Dataset entries on figures:
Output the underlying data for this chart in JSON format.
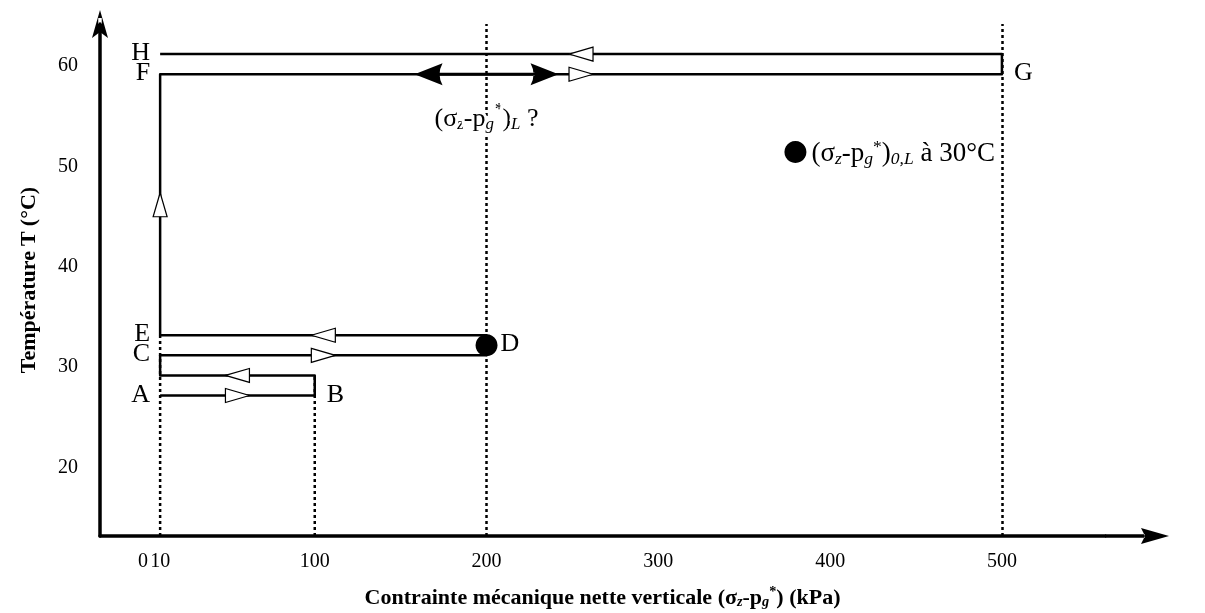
{
  "chart_data": {
    "type": "line",
    "xlabel": "Contrainte mécanique nette verticale (σ$_{z}$-p$_{g}$$^{*}$) (kPa)",
    "ylabel": "Température T (°C)",
    "xlim": [
      -25,
      560
    ],
    "xticks": [
      0,
      10,
      100,
      200,
      300,
      400,
      500
    ],
    "ylim": [
      13,
      64
    ],
    "yticks": [
      20,
      30,
      40,
      50,
      60
    ],
    "grid": false,
    "legend": "top right",
    "series": [
      {
        "color": "#000000",
        "line_style": "solid",
        "marker": "none",
        "x": [
          10,
          100,
          100,
          10,
          10,
          200,
          200,
          10,
          10,
          500,
          500,
          10
        ],
        "values": [
          27,
          27,
          29,
          29,
          31,
          31,
          33,
          33,
          59,
          59,
          61,
          61
        ]
      },
      {
        "color": "#000000",
        "line_style": "dotted",
        "marker": "none",
        "x": [
          10,
          10
        ],
        "values": [
          13,
          33
        ]
      },
      {
        "color": "#000000",
        "line_style": "dotted",
        "marker": "none",
        "x": [
          100,
          100
        ],
        "values": [
          13,
          29
        ]
      },
      {
        "type": "scatter",
        "name": "(σ$_{z}$-p$_{g}$$^{*}$)$_{0,L}$ à 30°C",
        "color": "#000000",
        "marker": "circle",
        "x": [
          200
        ],
        "values": [
          32
        ]
      }
    ],
    "ref_lines": [
      {
        "axis": "x",
        "value": 200,
        "color": "#000000",
        "line_style": "dotted"
      },
      {
        "axis": "x",
        "value": 500,
        "color": "#000000",
        "line_style": "dotted"
      }
    ],
    "annotations": [
      {
        "text": "A",
        "x": 10,
        "y": 27
      },
      {
        "text": "B",
        "x": 100,
        "y": 27
      },
      {
        "text": "C",
        "x": 10,
        "y": 31
      },
      {
        "text": "D",
        "x": 200,
        "y": 32
      },
      {
        "text": "E",
        "x": 10,
        "y": 33
      },
      {
        "text": "F",
        "x": 10,
        "y": 59
      },
      {
        "text": "G",
        "x": 500,
        "y": 59
      },
      {
        "text": "H",
        "x": 10,
        "y": 61
      },
      {
        "text": "(σ$_{z}$-p$_{g}$$^{*}$)$_{L}$ ?",
        "x": 200,
        "y": 59
      }
    ]
  }
}
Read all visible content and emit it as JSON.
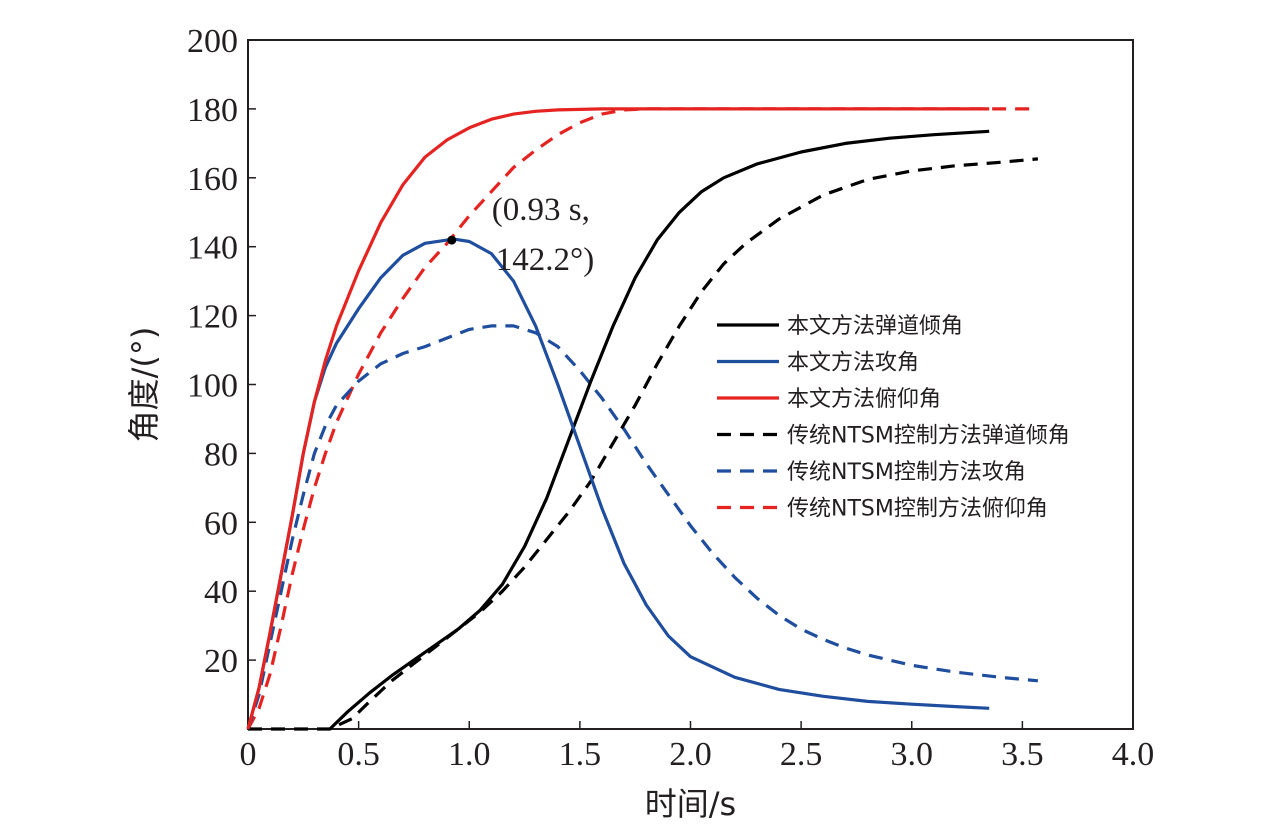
{
  "chart_data": {
    "type": "line",
    "xlabel": "时间/s",
    "ylabel": "角度/(°)",
    "xlim": [
      0,
      4.0
    ],
    "ylim": [
      0,
      200
    ],
    "grid": false,
    "legend_position": "right",
    "x_ticks": [
      {
        "value": 0,
        "label": "0"
      },
      {
        "value": 0.5,
        "label": "0.5"
      },
      {
        "value": 1.0,
        "label": "1.0"
      },
      {
        "value": 1.5,
        "label": "1.5"
      },
      {
        "value": 2.0,
        "label": "2.0"
      },
      {
        "value": 2.5,
        "label": "2.5"
      },
      {
        "value": 3.0,
        "label": "3.0"
      },
      {
        "value": 3.5,
        "label": "3.5"
      },
      {
        "value": 4.0,
        "label": "4.0"
      }
    ],
    "y_ticks": [
      {
        "value": 20,
        "label": "20"
      },
      {
        "value": 40,
        "label": "40"
      },
      {
        "value": 60,
        "label": "60"
      },
      {
        "value": 80,
        "label": "80"
      },
      {
        "value": 100,
        "label": "100"
      },
      {
        "value": 120,
        "label": "120"
      },
      {
        "value": 140,
        "label": "140"
      },
      {
        "value": 160,
        "label": "160"
      },
      {
        "value": 180,
        "label": "180"
      },
      {
        "value": 200,
        "label": "200"
      }
    ],
    "series": [
      {
        "name": "本文方法弹道倾角",
        "color": "#000000",
        "dash": "solid",
        "points": [
          [
            0.37,
            0
          ],
          [
            0.45,
            5
          ],
          [
            0.55,
            10.5
          ],
          [
            0.65,
            15.5
          ],
          [
            0.75,
            20
          ],
          [
            0.85,
            24.5
          ],
          [
            0.95,
            29
          ],
          [
            1.05,
            34.5
          ],
          [
            1.15,
            42
          ],
          [
            1.25,
            53
          ],
          [
            1.35,
            67
          ],
          [
            1.45,
            84
          ],
          [
            1.55,
            101
          ],
          [
            1.65,
            117
          ],
          [
            1.75,
            131
          ],
          [
            1.85,
            142
          ],
          [
            1.95,
            150
          ],
          [
            2.05,
            156
          ],
          [
            2.15,
            160
          ],
          [
            2.3,
            164
          ],
          [
            2.5,
            167.5
          ],
          [
            2.7,
            170
          ],
          [
            2.9,
            171.5
          ],
          [
            3.1,
            172.5
          ],
          [
            3.35,
            173.5
          ]
        ]
      },
      {
        "name": "本文方法攻角",
        "color": "#1f4e9e",
        "dash": "solid",
        "points": [
          [
            0,
            0
          ],
          [
            0.05,
            12
          ],
          [
            0.1,
            28
          ],
          [
            0.15,
            45
          ],
          [
            0.2,
            62
          ],
          [
            0.25,
            80
          ],
          [
            0.3,
            95
          ],
          [
            0.35,
            105
          ],
          [
            0.4,
            112
          ],
          [
            0.5,
            122
          ],
          [
            0.6,
            131
          ],
          [
            0.7,
            137.5
          ],
          [
            0.8,
            141
          ],
          [
            0.93,
            142.2
          ],
          [
            1.0,
            141.5
          ],
          [
            1.1,
            138
          ],
          [
            1.2,
            130
          ],
          [
            1.3,
            117
          ],
          [
            1.4,
            100
          ],
          [
            1.5,
            82
          ],
          [
            1.6,
            64
          ],
          [
            1.7,
            48
          ],
          [
            1.8,
            36
          ],
          [
            1.9,
            27
          ],
          [
            2.0,
            21
          ],
          [
            2.2,
            15
          ],
          [
            2.4,
            11.5
          ],
          [
            2.6,
            9.5
          ],
          [
            2.8,
            8
          ],
          [
            3.0,
            7.2
          ],
          [
            3.2,
            6.5
          ],
          [
            3.35,
            6
          ]
        ]
      },
      {
        "name": "本文方法俯仰角",
        "color": "#e52421",
        "dash": "solid",
        "points": [
          [
            0,
            0
          ],
          [
            0.05,
            12
          ],
          [
            0.1,
            28
          ],
          [
            0.15,
            45
          ],
          [
            0.2,
            62
          ],
          [
            0.25,
            80
          ],
          [
            0.3,
            95
          ],
          [
            0.35,
            107
          ],
          [
            0.4,
            117
          ],
          [
            0.5,
            133
          ],
          [
            0.6,
            147
          ],
          [
            0.7,
            158
          ],
          [
            0.8,
            166
          ],
          [
            0.9,
            171
          ],
          [
            1.0,
            174.5
          ],
          [
            1.1,
            177
          ],
          [
            1.2,
            178.5
          ],
          [
            1.3,
            179.3
          ],
          [
            1.4,
            179.7
          ],
          [
            1.6,
            180
          ],
          [
            2.0,
            180
          ],
          [
            3.0,
            180
          ],
          [
            3.35,
            180
          ]
        ]
      },
      {
        "name": "传统NTSM控制方法弹道倾角",
        "color": "#000000",
        "dash": "dashed",
        "points": [
          [
            0,
            0
          ],
          [
            0.1,
            0
          ],
          [
            0.2,
            0
          ],
          [
            0.3,
            0
          ],
          [
            0.37,
            0
          ],
          [
            0.47,
            3
          ],
          [
            0.55,
            8
          ],
          [
            0.65,
            14
          ],
          [
            0.75,
            19
          ],
          [
            0.85,
            24
          ],
          [
            0.95,
            29
          ],
          [
            1.05,
            34
          ],
          [
            1.15,
            40
          ],
          [
            1.25,
            47
          ],
          [
            1.35,
            55
          ],
          [
            1.45,
            63
          ],
          [
            1.55,
            72
          ],
          [
            1.65,
            83
          ],
          [
            1.75,
            94
          ],
          [
            1.85,
            106
          ],
          [
            1.95,
            117
          ],
          [
            2.05,
            127
          ],
          [
            2.15,
            135
          ],
          [
            2.25,
            141
          ],
          [
            2.4,
            148
          ],
          [
            2.6,
            155
          ],
          [
            2.8,
            159.5
          ],
          [
            3.0,
            162
          ],
          [
            3.2,
            163.5
          ],
          [
            3.4,
            164.5
          ],
          [
            3.57,
            165.5
          ]
        ]
      },
      {
        "name": "传统NTSM控制方法攻角",
        "color": "#1f4e9e",
        "dash": "dashed",
        "points": [
          [
            0,
            0
          ],
          [
            0.05,
            10
          ],
          [
            0.1,
            25
          ],
          [
            0.15,
            40
          ],
          [
            0.2,
            55
          ],
          [
            0.25,
            68
          ],
          [
            0.3,
            80
          ],
          [
            0.35,
            88
          ],
          [
            0.4,
            94
          ],
          [
            0.5,
            101
          ],
          [
            0.6,
            106
          ],
          [
            0.7,
            109
          ],
          [
            0.8,
            111
          ],
          [
            0.9,
            113.5
          ],
          [
            1.0,
            116
          ],
          [
            1.1,
            117
          ],
          [
            1.2,
            117
          ],
          [
            1.3,
            115
          ],
          [
            1.4,
            111
          ],
          [
            1.5,
            104
          ],
          [
            1.6,
            96
          ],
          [
            1.7,
            87
          ],
          [
            1.8,
            77
          ],
          [
            1.9,
            68
          ],
          [
            2.0,
            59
          ],
          [
            2.1,
            51
          ],
          [
            2.2,
            44
          ],
          [
            2.3,
            38
          ],
          [
            2.4,
            33
          ],
          [
            2.5,
            29
          ],
          [
            2.6,
            26
          ],
          [
            2.7,
            23.5
          ],
          [
            2.8,
            21.5
          ],
          [
            2.9,
            20
          ],
          [
            3.0,
            18.5
          ],
          [
            3.2,
            16.5
          ],
          [
            3.4,
            15
          ],
          [
            3.57,
            14
          ]
        ]
      },
      {
        "name": "传统NTSM控制方法俯仰角",
        "color": "#e52421",
        "dash": "dashed",
        "points": [
          [
            0,
            0
          ],
          [
            0.05,
            6
          ],
          [
            0.1,
            16
          ],
          [
            0.15,
            30
          ],
          [
            0.2,
            45
          ],
          [
            0.25,
            58
          ],
          [
            0.3,
            70
          ],
          [
            0.35,
            80
          ],
          [
            0.4,
            89
          ],
          [
            0.5,
            103
          ],
          [
            0.6,
            115
          ],
          [
            0.7,
            125
          ],
          [
            0.8,
            134
          ],
          [
            0.9,
            141
          ],
          [
            1.0,
            149
          ],
          [
            1.1,
            156
          ],
          [
            1.2,
            163
          ],
          [
            1.3,
            168
          ],
          [
            1.4,
            172.5
          ],
          [
            1.5,
            176
          ],
          [
            1.6,
            178.5
          ],
          [
            1.7,
            179.7
          ],
          [
            1.8,
            180
          ],
          [
            2.0,
            180
          ],
          [
            3.0,
            180
          ],
          [
            3.57,
            180
          ]
        ]
      }
    ],
    "annotation": {
      "point": [
        0.93,
        142.2
      ],
      "line1": "(0.93 s,",
      "line2": "142.2°)"
    }
  }
}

Problem
Which lines of the data above contain "name"? Copy each one.

Solution to this exercise
        "name": "(σ$_{z}$-p$_{g}$$^{*}$)$_{0,L}$ à 30°C",
        "name": "本文方法弹道倾角",
        "name": "本文方法攻角",
        "name": "本文方法俯仰角",
        "name": "传统NTSM控制方法弹道倾角",
        "name": "传统NTSM控制方法攻角",
        "name": "传统NTSM控制方法俯仰角",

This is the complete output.